- [INSTRUCTION]
Check each line of the listing below for the string "loss", and copy the ones that have it.

- [RECORDS FOR THE EXERCISE]
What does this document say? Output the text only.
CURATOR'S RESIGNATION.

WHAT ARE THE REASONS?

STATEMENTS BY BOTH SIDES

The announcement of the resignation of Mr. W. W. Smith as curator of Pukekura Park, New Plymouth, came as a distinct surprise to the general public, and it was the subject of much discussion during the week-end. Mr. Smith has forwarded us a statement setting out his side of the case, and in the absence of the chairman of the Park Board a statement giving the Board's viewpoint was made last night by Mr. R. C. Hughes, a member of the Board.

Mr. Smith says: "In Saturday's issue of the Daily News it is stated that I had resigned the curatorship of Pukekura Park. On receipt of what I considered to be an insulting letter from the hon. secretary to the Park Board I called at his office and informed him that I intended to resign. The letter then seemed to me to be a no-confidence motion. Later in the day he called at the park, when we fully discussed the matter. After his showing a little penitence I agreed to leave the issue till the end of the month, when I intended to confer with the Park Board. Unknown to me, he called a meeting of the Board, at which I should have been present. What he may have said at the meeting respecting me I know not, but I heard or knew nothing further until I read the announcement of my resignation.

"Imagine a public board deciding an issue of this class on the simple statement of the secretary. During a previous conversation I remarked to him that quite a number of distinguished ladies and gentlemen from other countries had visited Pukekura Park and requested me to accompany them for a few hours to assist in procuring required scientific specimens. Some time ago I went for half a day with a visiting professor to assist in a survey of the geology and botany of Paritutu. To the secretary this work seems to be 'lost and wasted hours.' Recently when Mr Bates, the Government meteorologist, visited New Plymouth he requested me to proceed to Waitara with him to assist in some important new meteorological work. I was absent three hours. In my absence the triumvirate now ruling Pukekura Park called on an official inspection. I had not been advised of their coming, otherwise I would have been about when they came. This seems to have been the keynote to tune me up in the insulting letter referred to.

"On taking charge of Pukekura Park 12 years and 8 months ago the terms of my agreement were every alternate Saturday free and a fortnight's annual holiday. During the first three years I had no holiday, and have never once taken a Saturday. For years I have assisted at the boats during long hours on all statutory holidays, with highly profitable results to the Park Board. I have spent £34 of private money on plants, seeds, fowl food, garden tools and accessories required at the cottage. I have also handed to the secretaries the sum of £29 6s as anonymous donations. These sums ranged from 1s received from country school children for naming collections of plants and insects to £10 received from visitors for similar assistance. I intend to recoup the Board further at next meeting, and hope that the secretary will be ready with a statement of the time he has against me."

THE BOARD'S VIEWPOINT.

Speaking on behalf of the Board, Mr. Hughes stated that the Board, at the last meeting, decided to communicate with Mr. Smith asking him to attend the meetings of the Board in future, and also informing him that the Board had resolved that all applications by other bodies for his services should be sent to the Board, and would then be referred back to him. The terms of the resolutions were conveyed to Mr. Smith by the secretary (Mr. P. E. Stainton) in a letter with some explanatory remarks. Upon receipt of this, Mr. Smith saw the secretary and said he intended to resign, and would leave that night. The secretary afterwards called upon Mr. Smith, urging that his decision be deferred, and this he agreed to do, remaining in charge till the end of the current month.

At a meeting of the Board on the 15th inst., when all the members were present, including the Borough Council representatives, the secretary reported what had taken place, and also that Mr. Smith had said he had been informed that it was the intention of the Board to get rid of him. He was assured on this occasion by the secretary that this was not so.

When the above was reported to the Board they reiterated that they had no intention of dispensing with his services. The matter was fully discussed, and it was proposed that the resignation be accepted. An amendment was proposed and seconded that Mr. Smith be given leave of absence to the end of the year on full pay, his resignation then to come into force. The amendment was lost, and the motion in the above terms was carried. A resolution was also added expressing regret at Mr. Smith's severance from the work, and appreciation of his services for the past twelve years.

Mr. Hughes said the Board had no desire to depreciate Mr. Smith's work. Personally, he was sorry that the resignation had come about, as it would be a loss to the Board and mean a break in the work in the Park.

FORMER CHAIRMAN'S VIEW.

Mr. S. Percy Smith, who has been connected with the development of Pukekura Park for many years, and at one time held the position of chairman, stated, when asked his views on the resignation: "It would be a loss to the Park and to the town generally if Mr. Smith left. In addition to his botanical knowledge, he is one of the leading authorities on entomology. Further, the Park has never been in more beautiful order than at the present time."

- [TASK RESULT]
Mr. Hughes said the Board had no desire to depreciate Mr. Smith's work. Personally, he was sorry that the resignation had come about, as it would be a loss to the Board and mean a break in the work in the Park.
Mr. S. Percy Smith, who has been connected with the development of Pukekura Park for many years, and at one time held the position of chairman, stated, when asked his views on the resignation: "It would be a loss to the Park and to the town generally if Mr. Smith left. In addition to his botanical knowledge, he is one of the leading authorities on entomology. Further, the Park has never been in more beautiful order than at the present time."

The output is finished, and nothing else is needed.